[Recorded data]
+-------+
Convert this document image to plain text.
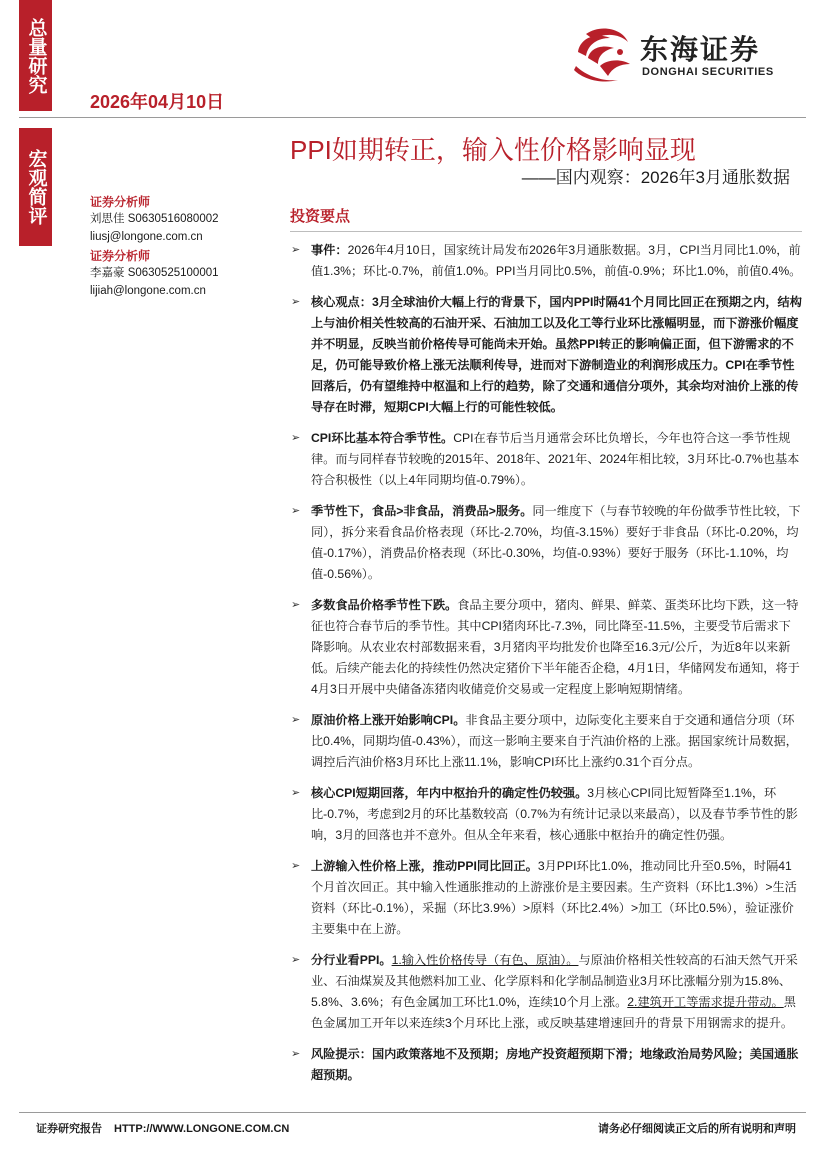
总量研究
宏观简评
2026年04月10日
东海证券
DONGHAI SECURITIES
PPI如期转正，输入性价格影响显现
——国内观察：2026年3月通胀数据
证券分析师
刘思佳 S0630516080002
liusj@longone.com.cn
证券分析师
李嘉豪 S0630525100001
lijiah@longone.com.cn
投资要点
➢ 事件：2026年4月10日，国家统计局发布2026年3月通胀数据。3月，CPI当月同比1.0%，前值1.3%；环比-0.7%，前值1.0%。PPI当月同比0.5%，前值-0.9%；环比1.0%，前值0.4%。
➢ 核心观点：3月全球油价大幅上行的背景下，国内PPI时隔41个月同比回正在预期之内，结构上与油价相关性较高的石油开采、石油加工以及化工等行业环比涨幅明显，而下游涨价幅度并不明显，反映当前价格传导可能尚未开始。虽然PPI转正的影响偏正面，但下游需求的不足，仍可能导致价格上涨无法顺利传导，进而对下游制造业的利润形成压力。CPI在季节性回落后，仍有望维持中枢温和上行的趋势，除了交通和通信分项外，其余均对油价上涨的传导存在时滞，短期CPI大幅上行的可能性较低。
➢ CPI环比基本符合季节性。CPI在春节后当月通常会环比负增长，今年也符合这一季节性规律。而与同样春节较晚的2015年、2018年、2021年、2024年相比较，3月环比-0.7%也基本符合积极性（以上4年同期均值-0.79%）。
➢ 季节性下，食品>非食品，消费品>服务。同一维度下（与春节较晚的年份做季节性比较，下同），拆分来看食品价格表现（环比-2.70%，均值-3.15%）要好于非食品（环比-0.20%，均值-0.17%），消费品价格表现（环比-0.30%，均值-0.93%）要好于服务（环比-1.10%，均值-0.56%）。
➢ 多数食品价格季节性下跌。食品主要分项中，猪肉、鲜果、鲜菜、蛋类环比均下跌，这一特征也符合春节后的季节性。其中CPI猪肉环比-7.3%，同比降至-11.5%，主要受节后需求下降影响。从农业农村部数据来看，3月猪肉平均批发价也降至16.3元/公斤，为近8年以来新低。后续产能去化的持续性仍然决定猪价下半年能否企稳，4月1日，华储网发布通知，将于4月3日开展中央储备冻猪肉收储竞价交易或一定程度上影响短期情绪。
➢ 原油价格上涨开始影响CPI。非食品主要分项中，边际变化主要来自于交通和通信分项（环比0.4%，同期均值-0.43%），而这一影响主要来自于汽油价格的上涨。据国家统计局数据，调控后汽油价格3月环比上涨11.1%，影响CPI环比上涨约0.31个百分点。
➢ 核心CPI短期回落，年内中枢抬升的确定性仍较强。3月核心CPI同比短暂降至1.1%，环比-0.7%，考虑到2月的环比基数较高（0.7%为有统计记录以来最高），以及春节季节性的影响，3月的回落也并不意外。但从全年来看，核心通胀中枢抬升的确定性仍强。
➢ 上游输入性价格上涨，推动PPI同比回正。3月PPI环比1.0%，推动同比升至0.5%，时隔41个月首次回正。其中输入性通胀推动的上游涨价是主要因素。生产资料（环比1.3%）>生活资料（环比-0.1%），采掘（环比3.9%）>原料（环比2.4%）>加工（环比0.5%），验证涨价主要集中在上游。
➢ 分行业看PPI。1.输入性价格传导（有色、原油）。与原油价格相关性较高的石油天然气开采业、石油煤炭及其他燃料加工业、化学原料和化学制品制造业3月环比涨幅分别为15.8%、5.8%、3.6%；有色金属加工环比1.0%，连续10个月上涨。2.建筑开工等需求提升带动。黑色金属加工开年以来连续3个月环比上涨，或反映基建增速回升的背景下用钢需求的提升。
➢ 风险提示：国内政策落地不及预期；房地产投资超预期下滑；地缘政治局势风险；美国通胀超预期。
证券研究报告 HTTP://WWW.LONGONE.COM.CN	请务必仔细阅读正文后的所有说明和声明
+-------+
Go through the listing above and write it all out exactly, leaving out any picture.

▶ **ANSWER**:
Convert this document image to plain text.
总量研究
宏观简评
2026年04月10日
东海证券
DONGHAI SECURITIES
PPI如期转正，输入性价格影响显现
——国内观察：2026年3月通胀数据
证券分析师
刘思佳 S0630516080002
liusj@longone.com.cn
证券分析师
李嘉豪 S0630525100001
lijiah@longone.com.cn
投资要点
➢ 事件：2026年4月10日，国家统计局发布2026年3月通胀数据。3月，CPI当月同比1.0%，前值1.3%；环比-0.7%，前值1.0%。PPI当月同比0.5%，前值-0.9%；环比1.0%，前值0.4%。
➢ 核心观点：3月全球油价大幅上行的背景下，国内PPI时隔41个月同比回正在预期之内，结构上与油价相关性较高的石油开采、石油加工以及化工等行业环比涨幅明显，而下游涨价幅度并不明显，反映当前价格传导可能尚未开始。虽然PPI转正的影响偏正面，但下游需求的不足，仍可能导致价格上涨无法顺利传导，进而对下游制造业的利润形成压力。CPI在季节性回落后，仍有望维持中枢温和上行的趋势，除了交通和通信分项外，其余均对油价上涨的传导存在时滞，短期CPI大幅上行的可能性较低。
➢ CPI环比基本符合季节性。CPI在春节后当月通常会环比负增长，今年也符合这一季节性规律。而与同样春节较晚的2015年、2018年、2021年、2024年相比较，3月环比-0.7%也基本符合积极性（以上4年同期均值-0.79%）。
➢ 季节性下，食品>非食品，消费品>服务。同一维度下（与春节较晚的年份做季节性比较，下同），拆分来看食品价格表现（环比-2.70%，均值-3.15%）要好于非食品（环比-0.20%，均值-0.17%），消费品价格表现（环比-0.30%，均值-0.93%）要好于服务（环比-1.10%，均值-0.56%）。
➢ 多数食品价格季节性下跌。食品主要分项中，猪肉、鲜果、鲜菜、蛋类环比均下跌，这一特征也符合春节后的季节性。其中CPI猪肉环比-7.3%，同比降至-11.5%，主要受节后需求下降影响。从农业农村部数据来看，3月猪肉平均批发价也降至16.3元/公斤，为近8年以来新低。后续产能去化的持续性仍然决定猪价下半年能否企稳，4月1日，华储网发布通知，将于4月3日开展中央储备冻猪肉收储竞价交易或一定程度上影响短期情绪。
➢ 原油价格上涨开始影响CPI。非食品主要分项中，边际变化主要来自于交通和通信分项（环比0.4%，同期均值-0.43%），而这一影响主要来自于汽油价格的上涨。据国家统计局数据，调控后汽油价格3月环比上涨11.1%，影响CPI环比上涨约0.31个百分点。
➢ 核心CPI短期回落，年内中枢抬升的确定性仍较强。3月核心CPI同比短暂降至1.1%，环比-0.7%，考虑到2月的环比基数较高（0.7%为有统计记录以来最高），以及春节季节性的影响，3月的回落也并不意外。但从全年来看，核心通胀中枢抬升的确定性仍强。
➢ 上游输入性价格上涨，推动PPI同比回正。3月PPI环比1.0%，推动同比升至0.5%，时隔41个月首次回正。其中输入性通胀推动的上游涨价是主要因素。生产资料（环比1.3%）>生活资料（环比-0.1%），采掘（环比3.9%）>原料（环比2.4%）>加工（环比0.5%），验证涨价主要集中在上游。
➢ 分行业看PPI。1.输入性价格传导（有色、原油）。与原油价格相关性较高的石油天然气开采业、石油煤炭及其他燃料加工业、化学原料和化学制品制造业3月环比涨幅分别为15.8%、5.8%、3.6%；有色金属加工环比1.0%，连续10个月上涨。2.建筑开工等需求提升带动。黑色金属加工开年以来连续3个月环比上涨，或反映基建增速回升的背景下用钢需求的提升。
➢ 风险提示：国内政策落地不及预期；房地产投资超预期下滑；地缘政治局势风险；美国通胀超预期。
证券研究报告 HTTP://WWW.LONGONE.COM.CN	请务必仔细阅读正文后的所有说明和声明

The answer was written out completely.